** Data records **
## Start

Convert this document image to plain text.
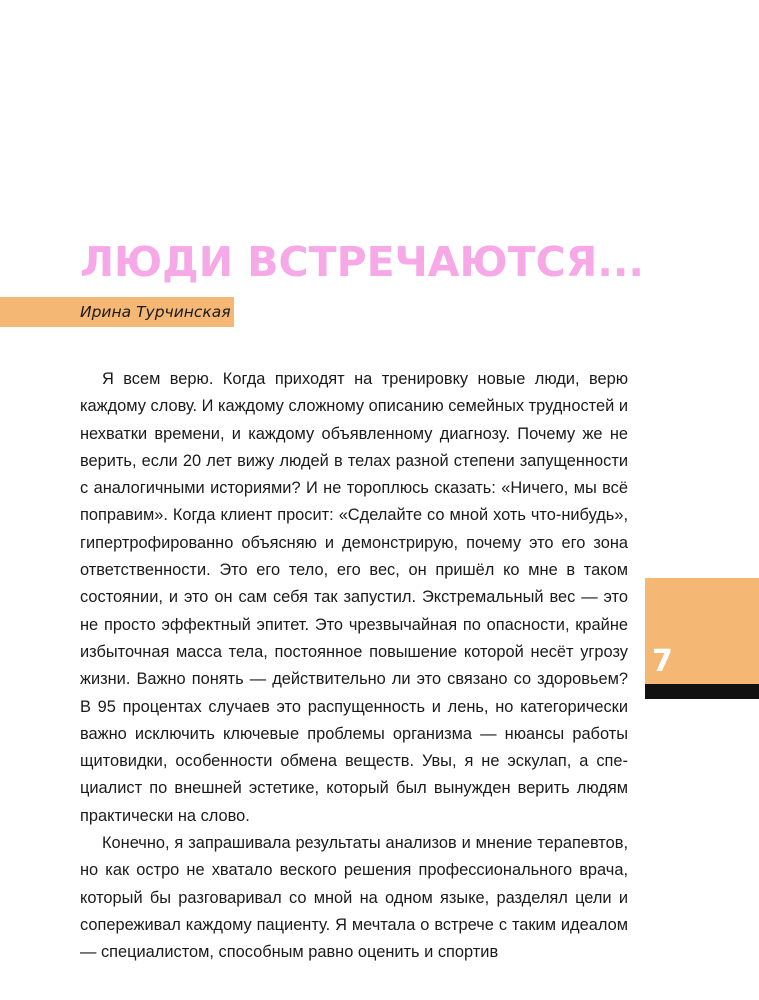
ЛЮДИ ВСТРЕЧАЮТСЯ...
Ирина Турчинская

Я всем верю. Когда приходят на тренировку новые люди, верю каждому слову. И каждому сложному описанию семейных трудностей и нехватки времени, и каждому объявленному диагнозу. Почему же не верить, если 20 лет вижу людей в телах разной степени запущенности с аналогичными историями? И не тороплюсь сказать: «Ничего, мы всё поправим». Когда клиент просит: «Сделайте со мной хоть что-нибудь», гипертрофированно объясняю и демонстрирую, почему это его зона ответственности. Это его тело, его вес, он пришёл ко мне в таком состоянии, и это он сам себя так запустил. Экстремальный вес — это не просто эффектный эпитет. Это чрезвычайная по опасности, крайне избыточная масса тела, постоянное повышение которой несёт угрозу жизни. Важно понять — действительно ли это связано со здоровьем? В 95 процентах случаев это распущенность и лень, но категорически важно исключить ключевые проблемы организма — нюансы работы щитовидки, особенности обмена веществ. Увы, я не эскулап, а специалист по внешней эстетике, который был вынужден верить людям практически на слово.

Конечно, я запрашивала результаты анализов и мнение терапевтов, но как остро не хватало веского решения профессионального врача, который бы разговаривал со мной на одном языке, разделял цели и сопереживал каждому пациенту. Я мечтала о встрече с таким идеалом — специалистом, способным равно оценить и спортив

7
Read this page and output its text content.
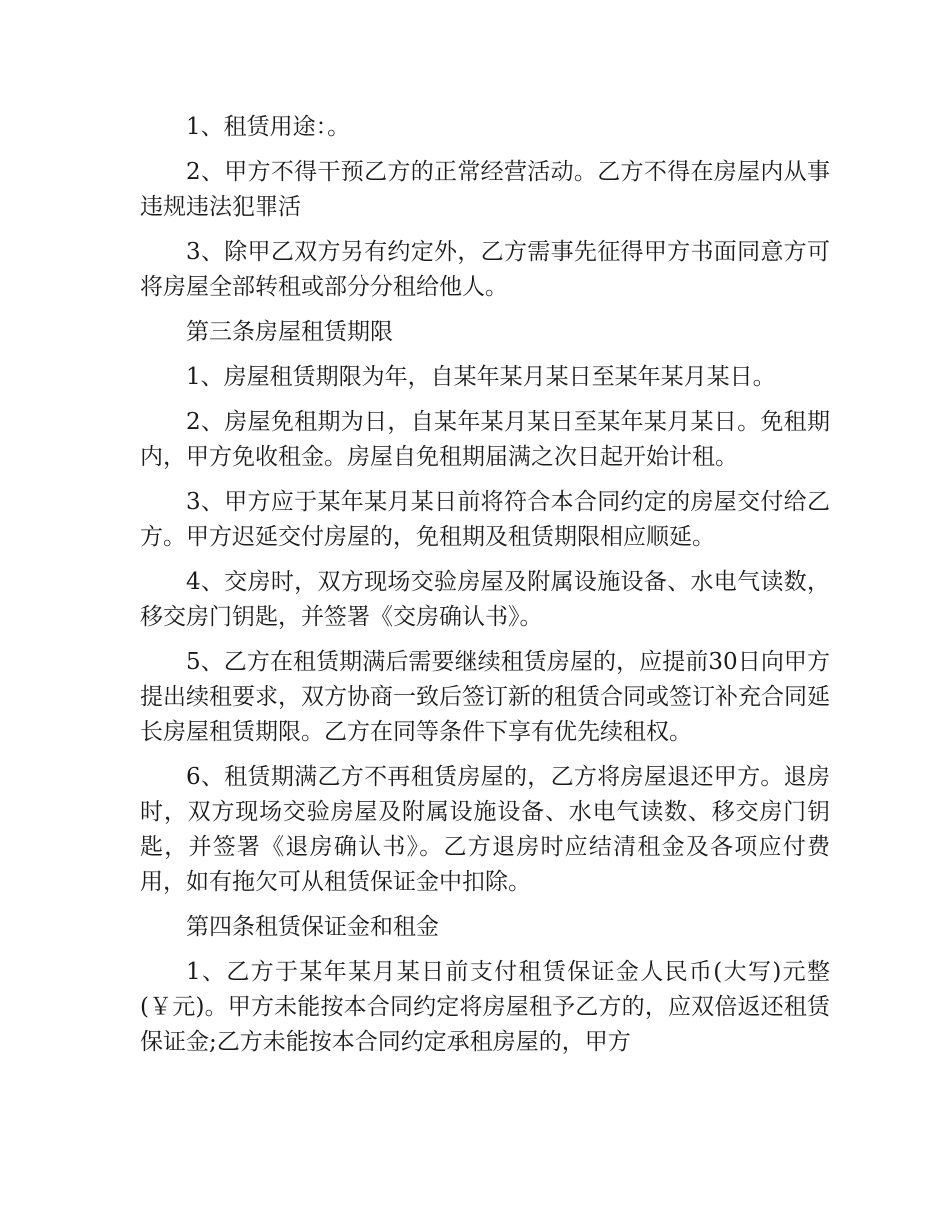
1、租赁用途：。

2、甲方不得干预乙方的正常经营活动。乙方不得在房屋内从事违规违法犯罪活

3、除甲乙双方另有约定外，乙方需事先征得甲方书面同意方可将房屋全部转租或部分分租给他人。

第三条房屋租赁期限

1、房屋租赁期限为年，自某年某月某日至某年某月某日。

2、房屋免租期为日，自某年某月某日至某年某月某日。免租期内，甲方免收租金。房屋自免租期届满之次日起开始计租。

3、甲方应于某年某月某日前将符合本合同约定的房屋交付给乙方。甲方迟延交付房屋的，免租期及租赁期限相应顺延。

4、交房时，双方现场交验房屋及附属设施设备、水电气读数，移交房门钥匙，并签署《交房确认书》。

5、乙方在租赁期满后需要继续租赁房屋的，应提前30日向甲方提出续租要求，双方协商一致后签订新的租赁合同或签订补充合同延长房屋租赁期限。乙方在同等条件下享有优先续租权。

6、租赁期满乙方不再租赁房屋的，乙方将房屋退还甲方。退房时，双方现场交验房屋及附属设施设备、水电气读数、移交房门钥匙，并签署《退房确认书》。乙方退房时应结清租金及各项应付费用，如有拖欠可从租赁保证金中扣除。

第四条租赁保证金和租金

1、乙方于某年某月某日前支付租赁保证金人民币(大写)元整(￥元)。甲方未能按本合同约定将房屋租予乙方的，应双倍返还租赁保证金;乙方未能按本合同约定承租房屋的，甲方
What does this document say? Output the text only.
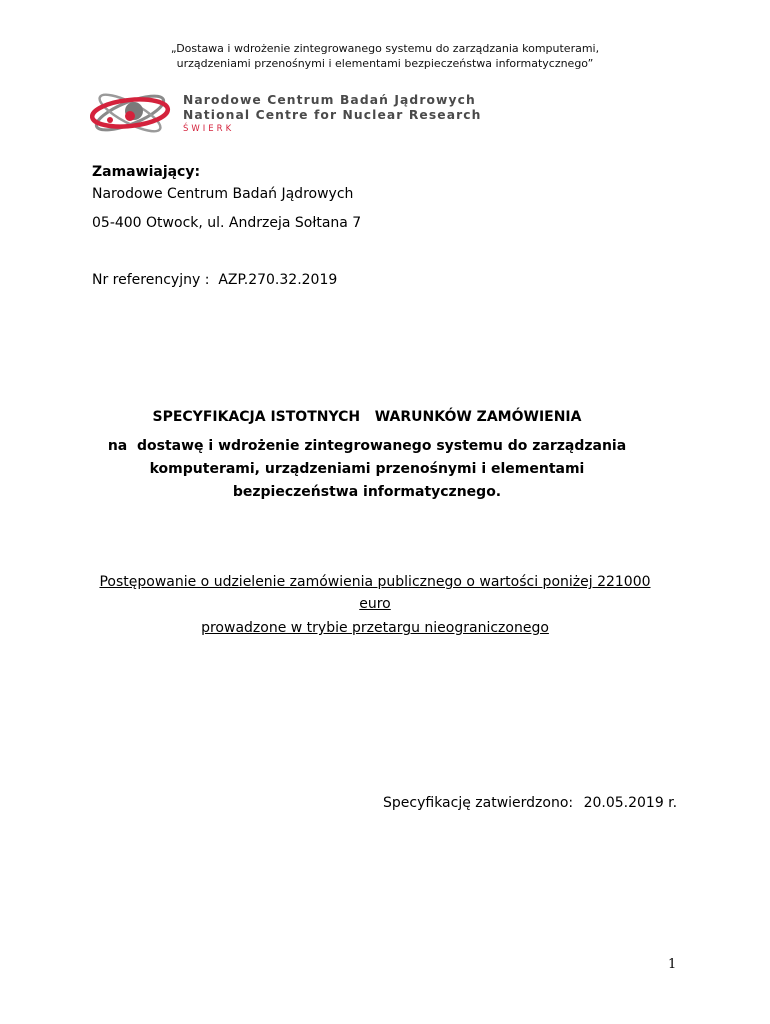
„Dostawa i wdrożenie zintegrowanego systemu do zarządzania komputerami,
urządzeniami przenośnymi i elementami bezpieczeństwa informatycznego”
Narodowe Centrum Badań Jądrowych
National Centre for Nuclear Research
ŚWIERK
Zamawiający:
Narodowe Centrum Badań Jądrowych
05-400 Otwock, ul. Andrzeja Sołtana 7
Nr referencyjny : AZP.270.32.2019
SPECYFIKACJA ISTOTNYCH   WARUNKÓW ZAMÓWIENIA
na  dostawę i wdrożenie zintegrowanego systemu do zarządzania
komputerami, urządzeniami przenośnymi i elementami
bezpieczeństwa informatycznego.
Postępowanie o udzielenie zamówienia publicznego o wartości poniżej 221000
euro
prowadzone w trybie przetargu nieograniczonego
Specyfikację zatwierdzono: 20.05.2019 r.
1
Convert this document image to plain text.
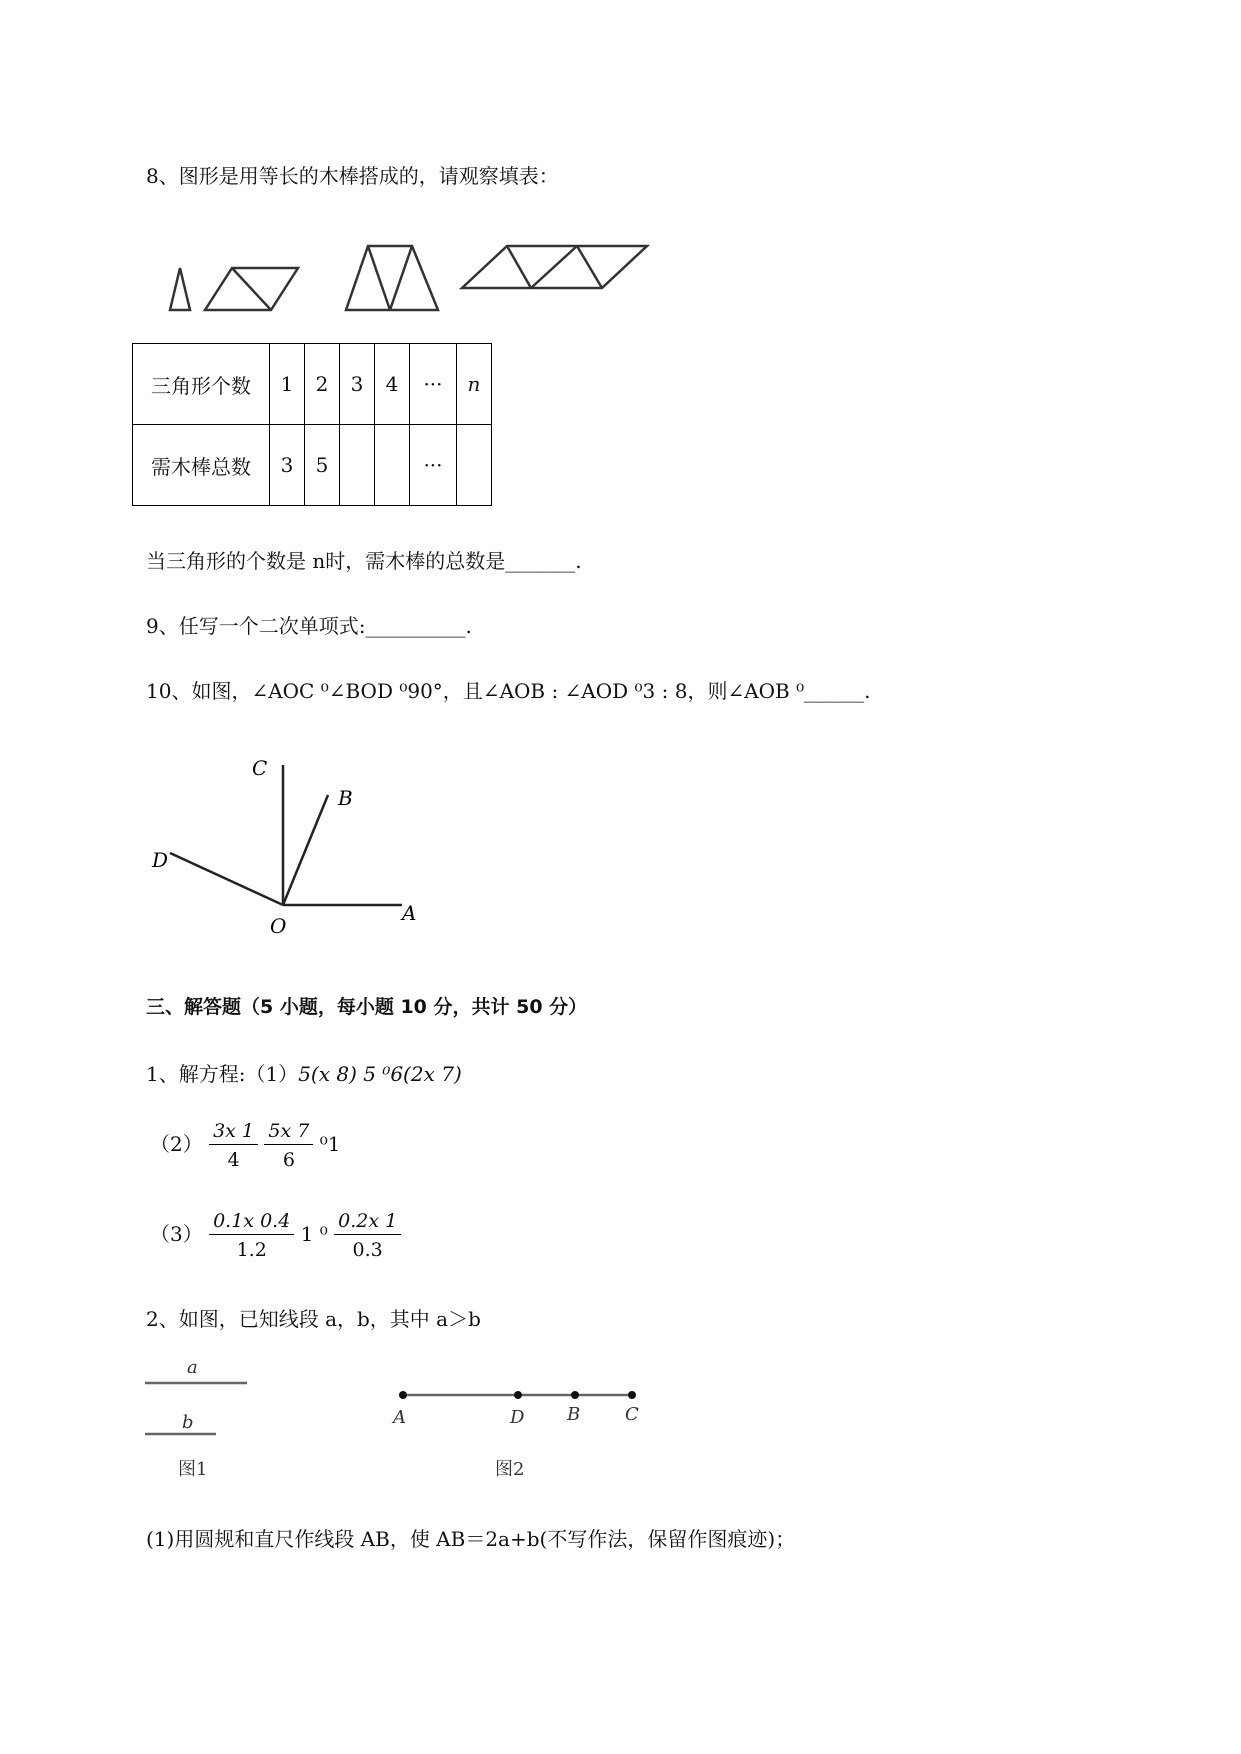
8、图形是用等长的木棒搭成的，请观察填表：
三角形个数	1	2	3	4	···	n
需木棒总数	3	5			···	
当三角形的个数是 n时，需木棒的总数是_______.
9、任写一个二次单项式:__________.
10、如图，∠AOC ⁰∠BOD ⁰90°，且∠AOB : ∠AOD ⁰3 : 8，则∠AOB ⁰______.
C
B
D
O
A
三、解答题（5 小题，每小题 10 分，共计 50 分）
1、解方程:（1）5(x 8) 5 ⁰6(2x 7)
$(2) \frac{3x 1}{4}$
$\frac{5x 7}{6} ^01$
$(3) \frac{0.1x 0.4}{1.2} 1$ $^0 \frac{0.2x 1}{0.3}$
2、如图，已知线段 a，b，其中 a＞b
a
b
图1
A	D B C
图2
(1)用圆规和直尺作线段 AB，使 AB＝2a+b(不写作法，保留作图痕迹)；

## End

** What you should do **
Identify the lines in the entries that hold "zarządzania" and return each one.

** Final result **
„Dostawa i wdrożenie zintegrowanego systemu do zarządzania komputerami,
na  dostawę i wdrożenie zintegrowanego systemu do zarządzania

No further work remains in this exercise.